== YOUR TASK ==
Select all lines with the string "label" in them, and copy those lines.

== EXTRACTED DATA ==
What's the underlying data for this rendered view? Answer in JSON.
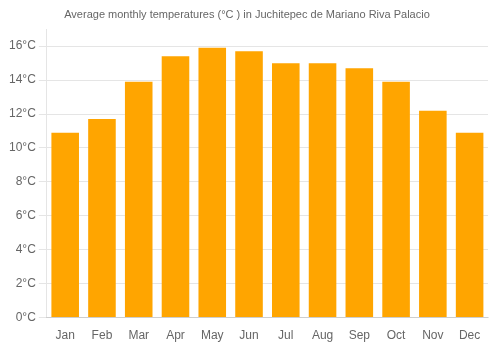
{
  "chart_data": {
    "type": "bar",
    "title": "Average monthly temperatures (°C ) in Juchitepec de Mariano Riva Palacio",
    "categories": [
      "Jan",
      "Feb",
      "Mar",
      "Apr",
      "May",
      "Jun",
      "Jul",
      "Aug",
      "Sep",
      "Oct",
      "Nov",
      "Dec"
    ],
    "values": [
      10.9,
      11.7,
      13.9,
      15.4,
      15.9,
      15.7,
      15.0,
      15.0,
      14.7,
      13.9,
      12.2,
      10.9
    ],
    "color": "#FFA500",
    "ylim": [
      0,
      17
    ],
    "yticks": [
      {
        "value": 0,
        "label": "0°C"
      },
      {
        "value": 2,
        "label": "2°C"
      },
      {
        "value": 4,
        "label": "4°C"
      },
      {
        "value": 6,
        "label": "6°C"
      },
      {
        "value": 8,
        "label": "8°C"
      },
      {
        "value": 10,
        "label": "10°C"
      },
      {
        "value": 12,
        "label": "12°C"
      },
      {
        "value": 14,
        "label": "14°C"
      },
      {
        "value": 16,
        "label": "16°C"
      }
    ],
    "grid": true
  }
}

== TASK RESULT ==
        "label": "0°C"
        "label": "2°C"
        "label": "4°C"
        "label": "6°C"
        "label": "8°C"
        "label": "10°C"
        "label": "12°C"
        "label": "14°C"
        "label": "16°C"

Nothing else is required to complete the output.